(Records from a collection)
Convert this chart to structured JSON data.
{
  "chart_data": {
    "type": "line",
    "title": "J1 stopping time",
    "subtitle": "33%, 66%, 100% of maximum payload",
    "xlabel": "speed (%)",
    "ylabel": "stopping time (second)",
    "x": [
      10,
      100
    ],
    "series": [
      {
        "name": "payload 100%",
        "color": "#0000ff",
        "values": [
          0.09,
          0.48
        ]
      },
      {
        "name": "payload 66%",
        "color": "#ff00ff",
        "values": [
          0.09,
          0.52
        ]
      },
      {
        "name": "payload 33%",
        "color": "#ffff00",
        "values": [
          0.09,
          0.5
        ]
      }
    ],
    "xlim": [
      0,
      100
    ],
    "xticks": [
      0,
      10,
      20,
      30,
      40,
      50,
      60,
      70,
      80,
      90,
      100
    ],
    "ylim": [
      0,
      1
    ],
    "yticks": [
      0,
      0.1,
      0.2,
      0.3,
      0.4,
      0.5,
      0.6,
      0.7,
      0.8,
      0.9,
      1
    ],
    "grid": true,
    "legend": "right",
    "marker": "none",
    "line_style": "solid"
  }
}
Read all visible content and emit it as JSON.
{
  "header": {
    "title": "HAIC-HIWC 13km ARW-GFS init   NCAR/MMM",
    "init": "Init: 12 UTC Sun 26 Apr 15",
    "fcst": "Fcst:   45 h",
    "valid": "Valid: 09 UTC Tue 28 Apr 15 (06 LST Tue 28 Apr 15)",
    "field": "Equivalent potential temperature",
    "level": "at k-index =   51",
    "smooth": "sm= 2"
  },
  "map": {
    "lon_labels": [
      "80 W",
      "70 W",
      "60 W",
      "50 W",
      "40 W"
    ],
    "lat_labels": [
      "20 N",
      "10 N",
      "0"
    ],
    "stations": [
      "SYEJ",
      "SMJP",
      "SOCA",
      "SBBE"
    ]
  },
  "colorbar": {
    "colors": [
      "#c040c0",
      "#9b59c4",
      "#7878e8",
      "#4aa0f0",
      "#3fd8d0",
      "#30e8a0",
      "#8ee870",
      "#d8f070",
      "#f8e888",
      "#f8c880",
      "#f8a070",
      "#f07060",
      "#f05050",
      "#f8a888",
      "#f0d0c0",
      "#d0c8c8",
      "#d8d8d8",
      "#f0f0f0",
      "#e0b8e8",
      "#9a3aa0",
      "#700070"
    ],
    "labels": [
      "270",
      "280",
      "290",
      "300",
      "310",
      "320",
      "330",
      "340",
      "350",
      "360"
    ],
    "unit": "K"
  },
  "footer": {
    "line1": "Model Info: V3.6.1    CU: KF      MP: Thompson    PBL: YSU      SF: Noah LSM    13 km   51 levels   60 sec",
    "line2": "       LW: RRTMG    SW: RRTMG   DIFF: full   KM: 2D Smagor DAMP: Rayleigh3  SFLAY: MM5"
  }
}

» **WORK TO DO**:
Your answer should be a single number: the count of lines that contain "init".

» **EXERCISE OUTPUT**:
2